Begin Given data

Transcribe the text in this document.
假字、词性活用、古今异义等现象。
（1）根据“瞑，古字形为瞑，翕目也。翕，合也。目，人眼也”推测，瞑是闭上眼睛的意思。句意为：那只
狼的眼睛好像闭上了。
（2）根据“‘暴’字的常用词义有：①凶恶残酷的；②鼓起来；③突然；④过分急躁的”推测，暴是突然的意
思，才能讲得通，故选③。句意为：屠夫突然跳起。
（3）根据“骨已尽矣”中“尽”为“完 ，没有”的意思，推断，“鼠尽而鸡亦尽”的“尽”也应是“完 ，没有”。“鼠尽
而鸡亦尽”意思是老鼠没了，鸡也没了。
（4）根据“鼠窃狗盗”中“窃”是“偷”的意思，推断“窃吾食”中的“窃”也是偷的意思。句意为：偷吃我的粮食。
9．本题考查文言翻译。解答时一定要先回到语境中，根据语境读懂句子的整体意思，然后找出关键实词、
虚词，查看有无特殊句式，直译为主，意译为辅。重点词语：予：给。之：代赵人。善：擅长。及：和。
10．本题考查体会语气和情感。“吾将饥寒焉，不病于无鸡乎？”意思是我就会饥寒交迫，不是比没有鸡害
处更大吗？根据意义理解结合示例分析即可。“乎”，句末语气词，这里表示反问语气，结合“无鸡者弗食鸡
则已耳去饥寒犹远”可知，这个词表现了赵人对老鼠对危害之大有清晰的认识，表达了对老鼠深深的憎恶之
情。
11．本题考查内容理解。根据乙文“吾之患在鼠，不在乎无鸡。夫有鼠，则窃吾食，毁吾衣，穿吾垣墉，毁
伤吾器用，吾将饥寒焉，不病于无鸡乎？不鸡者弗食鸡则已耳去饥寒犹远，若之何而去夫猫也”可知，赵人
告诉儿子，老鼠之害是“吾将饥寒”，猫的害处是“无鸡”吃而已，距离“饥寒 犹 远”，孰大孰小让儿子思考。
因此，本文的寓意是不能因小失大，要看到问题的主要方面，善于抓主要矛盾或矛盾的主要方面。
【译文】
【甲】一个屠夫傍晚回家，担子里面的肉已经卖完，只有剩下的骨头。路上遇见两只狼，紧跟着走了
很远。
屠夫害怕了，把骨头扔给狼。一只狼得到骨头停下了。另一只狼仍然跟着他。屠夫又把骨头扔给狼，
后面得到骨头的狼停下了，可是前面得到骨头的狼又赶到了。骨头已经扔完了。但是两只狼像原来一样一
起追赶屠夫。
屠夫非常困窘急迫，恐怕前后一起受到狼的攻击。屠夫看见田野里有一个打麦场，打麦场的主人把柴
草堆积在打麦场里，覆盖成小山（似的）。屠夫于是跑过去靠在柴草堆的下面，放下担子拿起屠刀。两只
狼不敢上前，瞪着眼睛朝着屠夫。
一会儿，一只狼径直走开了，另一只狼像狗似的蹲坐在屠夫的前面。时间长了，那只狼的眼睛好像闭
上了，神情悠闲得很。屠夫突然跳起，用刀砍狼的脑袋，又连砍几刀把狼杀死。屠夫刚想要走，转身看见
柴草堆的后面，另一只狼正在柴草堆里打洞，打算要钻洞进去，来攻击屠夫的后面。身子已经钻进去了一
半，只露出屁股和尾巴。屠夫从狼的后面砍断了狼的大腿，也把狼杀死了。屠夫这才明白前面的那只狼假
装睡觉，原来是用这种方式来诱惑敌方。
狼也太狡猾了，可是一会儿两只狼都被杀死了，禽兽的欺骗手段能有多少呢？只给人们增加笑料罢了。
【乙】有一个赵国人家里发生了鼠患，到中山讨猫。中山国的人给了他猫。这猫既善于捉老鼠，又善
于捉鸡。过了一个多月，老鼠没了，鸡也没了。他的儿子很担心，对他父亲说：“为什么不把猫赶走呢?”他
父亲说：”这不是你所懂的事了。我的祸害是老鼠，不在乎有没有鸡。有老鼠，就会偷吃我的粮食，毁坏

End Given data

To do: Identify and extract each line of the listing that contains "吾将饥寒焉".

Result of this task:
10．本题考查体会语气和情感。“吾将饥寒焉，不病于无鸡乎？”意思是我就会饥寒交迫，不是比没有鸡害
伤吾器用，吾将饥寒焉，不病于无鸡乎？不鸡者弗食鸡则已耳去饥寒犹远，若之何而去夫猫也”可知，赵人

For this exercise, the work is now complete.